STATED GOAL: Count the lines containing "npresent" in the entries underneath, and state that count without anything else.

AVAILABLE DATA:
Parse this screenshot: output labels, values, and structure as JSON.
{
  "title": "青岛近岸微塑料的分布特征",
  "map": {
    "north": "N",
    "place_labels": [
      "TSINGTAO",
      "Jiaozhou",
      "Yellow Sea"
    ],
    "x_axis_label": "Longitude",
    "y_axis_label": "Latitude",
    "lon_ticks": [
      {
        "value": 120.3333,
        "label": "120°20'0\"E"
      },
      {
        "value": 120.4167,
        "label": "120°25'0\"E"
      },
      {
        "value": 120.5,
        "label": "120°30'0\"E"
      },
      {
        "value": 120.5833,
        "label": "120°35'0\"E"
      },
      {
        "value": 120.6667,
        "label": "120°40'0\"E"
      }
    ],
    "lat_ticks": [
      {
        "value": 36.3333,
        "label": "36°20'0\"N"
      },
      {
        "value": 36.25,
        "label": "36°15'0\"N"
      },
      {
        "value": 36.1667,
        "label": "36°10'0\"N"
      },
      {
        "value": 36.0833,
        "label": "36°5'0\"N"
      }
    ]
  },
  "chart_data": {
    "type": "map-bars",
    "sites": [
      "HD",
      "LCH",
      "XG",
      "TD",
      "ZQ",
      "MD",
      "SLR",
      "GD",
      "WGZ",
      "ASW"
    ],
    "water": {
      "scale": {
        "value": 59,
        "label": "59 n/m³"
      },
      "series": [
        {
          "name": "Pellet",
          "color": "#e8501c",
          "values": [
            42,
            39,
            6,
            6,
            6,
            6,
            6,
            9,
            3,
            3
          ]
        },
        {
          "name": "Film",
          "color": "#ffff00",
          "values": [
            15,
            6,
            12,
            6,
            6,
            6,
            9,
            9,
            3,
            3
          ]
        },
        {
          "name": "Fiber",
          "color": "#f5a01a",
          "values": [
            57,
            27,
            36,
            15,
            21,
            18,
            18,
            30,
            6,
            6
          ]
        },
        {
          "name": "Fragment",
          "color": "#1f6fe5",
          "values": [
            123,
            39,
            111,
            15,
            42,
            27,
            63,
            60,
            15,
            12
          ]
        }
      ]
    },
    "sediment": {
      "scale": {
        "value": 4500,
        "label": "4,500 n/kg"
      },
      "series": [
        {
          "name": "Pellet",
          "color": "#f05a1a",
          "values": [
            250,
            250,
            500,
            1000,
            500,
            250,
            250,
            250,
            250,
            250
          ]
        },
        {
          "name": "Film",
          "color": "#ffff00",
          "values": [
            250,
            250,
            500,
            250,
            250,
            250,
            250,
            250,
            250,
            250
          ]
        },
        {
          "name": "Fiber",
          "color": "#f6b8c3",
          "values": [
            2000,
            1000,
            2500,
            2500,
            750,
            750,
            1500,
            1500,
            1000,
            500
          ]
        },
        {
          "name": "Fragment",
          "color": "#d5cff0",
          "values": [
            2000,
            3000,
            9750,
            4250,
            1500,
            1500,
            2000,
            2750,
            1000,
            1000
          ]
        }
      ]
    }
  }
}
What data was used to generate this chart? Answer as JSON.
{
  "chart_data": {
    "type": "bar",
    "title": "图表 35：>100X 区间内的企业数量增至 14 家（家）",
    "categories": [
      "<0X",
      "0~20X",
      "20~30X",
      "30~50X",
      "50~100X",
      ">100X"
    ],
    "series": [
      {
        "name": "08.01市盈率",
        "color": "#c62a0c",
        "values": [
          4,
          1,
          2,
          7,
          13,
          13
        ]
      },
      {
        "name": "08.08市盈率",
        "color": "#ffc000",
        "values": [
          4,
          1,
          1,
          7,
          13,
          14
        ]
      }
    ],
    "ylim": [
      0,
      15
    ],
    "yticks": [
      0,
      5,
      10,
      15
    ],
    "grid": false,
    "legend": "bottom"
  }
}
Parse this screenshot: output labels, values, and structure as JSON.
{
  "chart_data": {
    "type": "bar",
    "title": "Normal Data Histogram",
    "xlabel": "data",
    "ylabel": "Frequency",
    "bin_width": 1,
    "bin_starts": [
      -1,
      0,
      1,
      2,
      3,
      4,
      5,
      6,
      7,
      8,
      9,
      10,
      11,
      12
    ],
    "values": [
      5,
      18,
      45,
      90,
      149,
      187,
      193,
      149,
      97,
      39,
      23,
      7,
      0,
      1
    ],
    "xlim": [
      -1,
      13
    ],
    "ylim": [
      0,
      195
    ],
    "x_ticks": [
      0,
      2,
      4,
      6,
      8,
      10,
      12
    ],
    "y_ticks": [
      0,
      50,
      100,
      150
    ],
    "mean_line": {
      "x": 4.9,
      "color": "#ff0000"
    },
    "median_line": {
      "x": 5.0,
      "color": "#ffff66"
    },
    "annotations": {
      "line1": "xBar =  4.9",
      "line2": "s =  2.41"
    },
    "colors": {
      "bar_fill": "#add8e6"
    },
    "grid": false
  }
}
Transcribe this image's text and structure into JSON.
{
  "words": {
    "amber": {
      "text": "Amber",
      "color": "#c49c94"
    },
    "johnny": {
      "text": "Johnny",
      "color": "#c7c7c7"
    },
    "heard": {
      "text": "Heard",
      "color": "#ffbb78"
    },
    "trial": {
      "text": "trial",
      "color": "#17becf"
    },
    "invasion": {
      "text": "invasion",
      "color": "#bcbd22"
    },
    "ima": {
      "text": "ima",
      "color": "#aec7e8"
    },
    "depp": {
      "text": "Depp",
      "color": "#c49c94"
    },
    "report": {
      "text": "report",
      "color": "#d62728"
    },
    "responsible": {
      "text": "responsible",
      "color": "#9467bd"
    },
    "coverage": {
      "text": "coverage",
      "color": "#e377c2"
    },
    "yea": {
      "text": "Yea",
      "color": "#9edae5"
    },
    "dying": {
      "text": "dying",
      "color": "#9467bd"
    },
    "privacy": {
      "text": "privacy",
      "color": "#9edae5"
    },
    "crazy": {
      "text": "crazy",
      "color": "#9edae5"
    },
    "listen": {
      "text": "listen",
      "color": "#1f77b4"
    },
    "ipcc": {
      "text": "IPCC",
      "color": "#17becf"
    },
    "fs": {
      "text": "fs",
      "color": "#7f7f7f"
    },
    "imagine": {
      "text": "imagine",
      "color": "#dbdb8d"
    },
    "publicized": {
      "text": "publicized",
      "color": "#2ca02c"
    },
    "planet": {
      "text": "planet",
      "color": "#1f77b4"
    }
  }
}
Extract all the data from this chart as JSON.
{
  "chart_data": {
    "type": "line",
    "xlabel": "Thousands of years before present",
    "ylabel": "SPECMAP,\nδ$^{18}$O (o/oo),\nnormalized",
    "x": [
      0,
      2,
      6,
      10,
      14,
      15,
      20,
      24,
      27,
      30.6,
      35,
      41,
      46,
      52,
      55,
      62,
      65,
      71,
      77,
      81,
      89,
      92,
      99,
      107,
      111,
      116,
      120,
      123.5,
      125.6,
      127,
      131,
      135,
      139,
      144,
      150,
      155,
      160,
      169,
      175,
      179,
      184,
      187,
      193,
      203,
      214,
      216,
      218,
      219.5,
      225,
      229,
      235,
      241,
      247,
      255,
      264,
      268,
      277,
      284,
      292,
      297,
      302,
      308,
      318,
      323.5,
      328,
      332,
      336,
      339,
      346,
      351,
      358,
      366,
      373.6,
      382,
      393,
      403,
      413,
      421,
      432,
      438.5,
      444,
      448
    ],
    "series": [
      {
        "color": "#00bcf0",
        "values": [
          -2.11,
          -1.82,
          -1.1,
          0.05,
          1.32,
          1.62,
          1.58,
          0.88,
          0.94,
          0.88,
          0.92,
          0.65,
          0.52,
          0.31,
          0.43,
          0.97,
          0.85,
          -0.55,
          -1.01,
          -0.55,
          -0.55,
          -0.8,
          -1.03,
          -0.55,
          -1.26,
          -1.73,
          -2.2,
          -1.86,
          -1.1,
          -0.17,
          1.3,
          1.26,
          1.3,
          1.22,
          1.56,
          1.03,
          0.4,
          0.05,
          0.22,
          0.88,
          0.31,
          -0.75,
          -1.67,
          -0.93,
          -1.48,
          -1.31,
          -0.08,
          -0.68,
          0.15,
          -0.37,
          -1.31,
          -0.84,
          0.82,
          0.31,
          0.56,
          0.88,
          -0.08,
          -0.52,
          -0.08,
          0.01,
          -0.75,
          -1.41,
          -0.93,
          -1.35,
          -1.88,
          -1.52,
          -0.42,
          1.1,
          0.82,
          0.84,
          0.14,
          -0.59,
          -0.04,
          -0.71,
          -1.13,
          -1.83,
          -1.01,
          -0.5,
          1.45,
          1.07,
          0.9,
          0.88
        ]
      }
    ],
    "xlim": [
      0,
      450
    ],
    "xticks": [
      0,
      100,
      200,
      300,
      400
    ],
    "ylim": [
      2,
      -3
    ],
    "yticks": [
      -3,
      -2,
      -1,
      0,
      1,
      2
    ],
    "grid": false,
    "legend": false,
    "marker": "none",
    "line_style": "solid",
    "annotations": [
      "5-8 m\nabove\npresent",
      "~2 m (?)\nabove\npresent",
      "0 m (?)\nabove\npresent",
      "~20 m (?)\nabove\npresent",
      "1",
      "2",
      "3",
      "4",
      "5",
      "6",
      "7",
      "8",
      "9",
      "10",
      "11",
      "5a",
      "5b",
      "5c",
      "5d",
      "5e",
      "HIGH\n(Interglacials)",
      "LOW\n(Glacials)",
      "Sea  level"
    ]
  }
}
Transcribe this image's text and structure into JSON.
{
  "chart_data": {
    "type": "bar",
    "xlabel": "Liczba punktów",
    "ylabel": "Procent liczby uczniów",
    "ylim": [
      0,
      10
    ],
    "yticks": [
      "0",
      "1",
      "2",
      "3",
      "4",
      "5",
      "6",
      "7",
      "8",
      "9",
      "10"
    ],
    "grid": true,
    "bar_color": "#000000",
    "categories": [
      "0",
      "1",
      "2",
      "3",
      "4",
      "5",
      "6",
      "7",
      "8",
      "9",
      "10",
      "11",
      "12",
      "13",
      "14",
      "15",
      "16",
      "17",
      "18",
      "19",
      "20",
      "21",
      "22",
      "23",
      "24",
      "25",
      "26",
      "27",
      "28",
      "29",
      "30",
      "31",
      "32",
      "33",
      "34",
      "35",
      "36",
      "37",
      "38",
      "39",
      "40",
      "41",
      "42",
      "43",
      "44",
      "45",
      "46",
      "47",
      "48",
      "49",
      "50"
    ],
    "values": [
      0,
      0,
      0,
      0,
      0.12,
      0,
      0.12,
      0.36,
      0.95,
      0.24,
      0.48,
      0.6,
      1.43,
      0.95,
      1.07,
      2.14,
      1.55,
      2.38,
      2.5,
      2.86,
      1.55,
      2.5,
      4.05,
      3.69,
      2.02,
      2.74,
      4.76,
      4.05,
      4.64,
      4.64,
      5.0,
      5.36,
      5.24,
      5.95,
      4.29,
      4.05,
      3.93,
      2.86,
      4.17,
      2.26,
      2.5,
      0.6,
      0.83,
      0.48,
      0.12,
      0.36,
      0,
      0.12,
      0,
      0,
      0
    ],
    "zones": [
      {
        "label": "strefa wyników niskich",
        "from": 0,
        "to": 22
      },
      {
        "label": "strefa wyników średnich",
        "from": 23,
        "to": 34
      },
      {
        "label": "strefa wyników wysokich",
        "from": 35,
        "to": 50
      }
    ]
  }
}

OUTPUT FOR THIS EXERCISE: 4